>>>>>
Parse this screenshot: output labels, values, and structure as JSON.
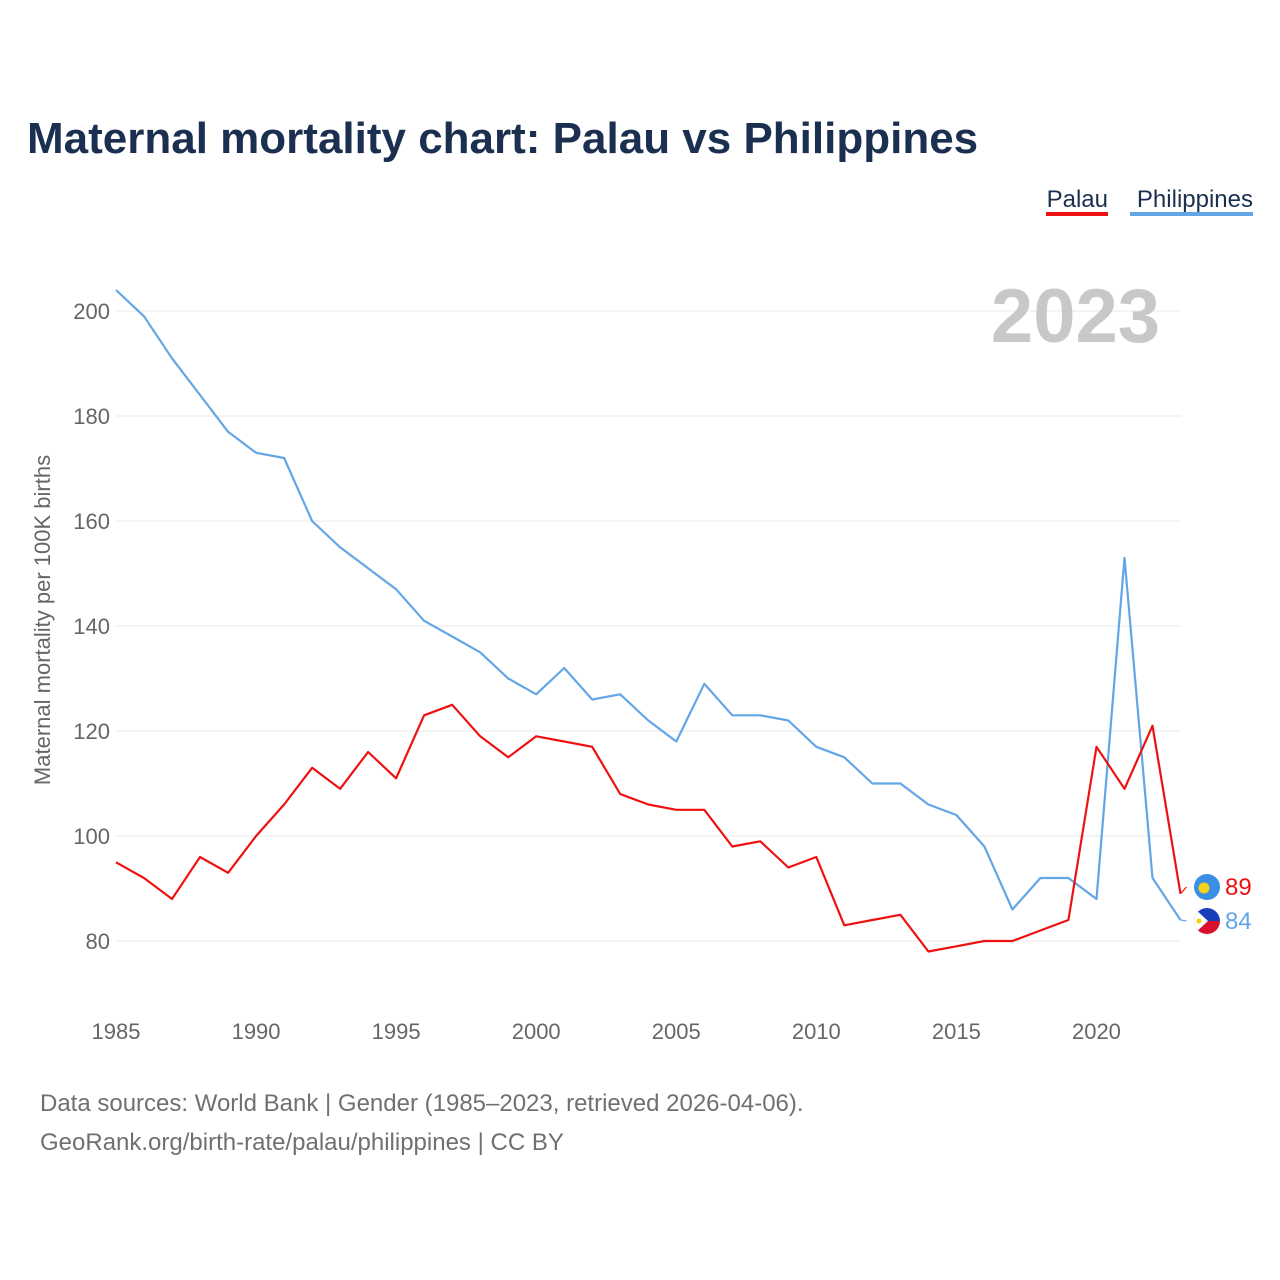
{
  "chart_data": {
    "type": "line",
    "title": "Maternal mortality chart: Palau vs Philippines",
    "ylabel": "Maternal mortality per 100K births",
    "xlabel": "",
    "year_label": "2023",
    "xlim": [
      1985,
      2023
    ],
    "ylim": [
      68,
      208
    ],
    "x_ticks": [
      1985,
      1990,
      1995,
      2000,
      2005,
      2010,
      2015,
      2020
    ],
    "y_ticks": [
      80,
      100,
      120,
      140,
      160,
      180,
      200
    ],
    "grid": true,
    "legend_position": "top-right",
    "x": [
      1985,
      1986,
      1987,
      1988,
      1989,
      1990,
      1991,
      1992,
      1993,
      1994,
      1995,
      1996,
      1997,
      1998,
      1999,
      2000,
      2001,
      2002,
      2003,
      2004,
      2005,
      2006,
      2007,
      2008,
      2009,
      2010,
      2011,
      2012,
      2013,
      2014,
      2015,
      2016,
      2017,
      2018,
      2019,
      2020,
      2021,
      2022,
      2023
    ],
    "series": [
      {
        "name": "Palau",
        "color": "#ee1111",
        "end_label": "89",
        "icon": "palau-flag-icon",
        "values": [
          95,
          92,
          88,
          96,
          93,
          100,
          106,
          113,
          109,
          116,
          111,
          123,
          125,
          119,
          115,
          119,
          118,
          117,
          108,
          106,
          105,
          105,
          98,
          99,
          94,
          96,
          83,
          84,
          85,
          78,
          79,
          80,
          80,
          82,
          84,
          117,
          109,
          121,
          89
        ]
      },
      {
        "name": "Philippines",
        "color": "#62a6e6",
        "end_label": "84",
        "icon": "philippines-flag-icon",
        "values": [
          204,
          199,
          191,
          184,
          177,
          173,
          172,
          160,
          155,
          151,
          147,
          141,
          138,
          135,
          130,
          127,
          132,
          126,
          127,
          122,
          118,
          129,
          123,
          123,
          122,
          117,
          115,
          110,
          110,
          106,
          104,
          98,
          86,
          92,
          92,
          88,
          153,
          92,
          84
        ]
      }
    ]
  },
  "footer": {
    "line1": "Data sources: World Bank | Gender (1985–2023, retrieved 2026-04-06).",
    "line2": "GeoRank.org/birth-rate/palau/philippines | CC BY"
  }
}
<<<<<
>>>>>
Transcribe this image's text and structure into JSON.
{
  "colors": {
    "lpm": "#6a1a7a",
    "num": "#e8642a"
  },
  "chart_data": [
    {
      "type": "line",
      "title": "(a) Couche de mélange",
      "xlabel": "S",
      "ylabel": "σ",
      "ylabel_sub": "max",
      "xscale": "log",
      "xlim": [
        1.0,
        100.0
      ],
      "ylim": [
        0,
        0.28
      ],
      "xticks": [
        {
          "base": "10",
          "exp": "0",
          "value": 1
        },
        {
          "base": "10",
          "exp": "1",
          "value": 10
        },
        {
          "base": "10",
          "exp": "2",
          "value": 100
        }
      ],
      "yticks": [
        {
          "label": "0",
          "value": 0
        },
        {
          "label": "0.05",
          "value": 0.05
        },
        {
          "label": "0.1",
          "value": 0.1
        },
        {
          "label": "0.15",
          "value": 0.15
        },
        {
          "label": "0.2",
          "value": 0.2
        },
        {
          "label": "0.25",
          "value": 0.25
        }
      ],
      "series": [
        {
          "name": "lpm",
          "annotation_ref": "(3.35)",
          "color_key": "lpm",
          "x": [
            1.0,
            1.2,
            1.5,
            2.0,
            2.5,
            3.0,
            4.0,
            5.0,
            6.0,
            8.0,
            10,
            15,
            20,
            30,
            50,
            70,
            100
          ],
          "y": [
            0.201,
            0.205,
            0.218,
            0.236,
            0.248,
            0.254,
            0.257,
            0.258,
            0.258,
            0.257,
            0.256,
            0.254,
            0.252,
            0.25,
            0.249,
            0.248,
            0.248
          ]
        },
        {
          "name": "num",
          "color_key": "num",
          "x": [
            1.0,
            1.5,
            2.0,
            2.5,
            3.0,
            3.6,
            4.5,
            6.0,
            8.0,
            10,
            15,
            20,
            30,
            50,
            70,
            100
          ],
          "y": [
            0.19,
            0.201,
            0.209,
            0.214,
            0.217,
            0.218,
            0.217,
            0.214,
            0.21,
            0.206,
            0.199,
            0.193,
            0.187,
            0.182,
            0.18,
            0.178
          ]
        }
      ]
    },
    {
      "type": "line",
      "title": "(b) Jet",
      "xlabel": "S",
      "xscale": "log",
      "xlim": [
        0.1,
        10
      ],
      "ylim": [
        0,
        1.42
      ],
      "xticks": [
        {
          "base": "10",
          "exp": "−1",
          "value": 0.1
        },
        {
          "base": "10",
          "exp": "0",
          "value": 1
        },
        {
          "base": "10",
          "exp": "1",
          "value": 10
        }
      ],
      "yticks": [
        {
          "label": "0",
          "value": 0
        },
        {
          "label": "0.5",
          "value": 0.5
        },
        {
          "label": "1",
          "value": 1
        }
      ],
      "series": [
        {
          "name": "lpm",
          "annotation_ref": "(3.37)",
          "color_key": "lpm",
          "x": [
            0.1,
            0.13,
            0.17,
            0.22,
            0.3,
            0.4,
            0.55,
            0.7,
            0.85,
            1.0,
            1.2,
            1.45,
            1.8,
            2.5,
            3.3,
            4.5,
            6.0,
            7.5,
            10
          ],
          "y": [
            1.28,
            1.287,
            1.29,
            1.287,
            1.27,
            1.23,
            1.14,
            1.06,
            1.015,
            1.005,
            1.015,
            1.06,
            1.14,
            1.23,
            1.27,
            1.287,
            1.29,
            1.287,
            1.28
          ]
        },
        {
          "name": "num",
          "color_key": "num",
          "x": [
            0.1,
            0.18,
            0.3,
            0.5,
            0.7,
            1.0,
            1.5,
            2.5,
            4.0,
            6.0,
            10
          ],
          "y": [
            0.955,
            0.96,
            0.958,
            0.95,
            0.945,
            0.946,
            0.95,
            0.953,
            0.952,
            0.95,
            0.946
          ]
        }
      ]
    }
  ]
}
<<<<<
Find the lines with the string "title" and reproduce them.

**THE REPLY:**
    "title": "Maternal mortality chart: Palau vs Philippines",
      "title": "(a) Couche de mélange",
      "title": "(b) Jet",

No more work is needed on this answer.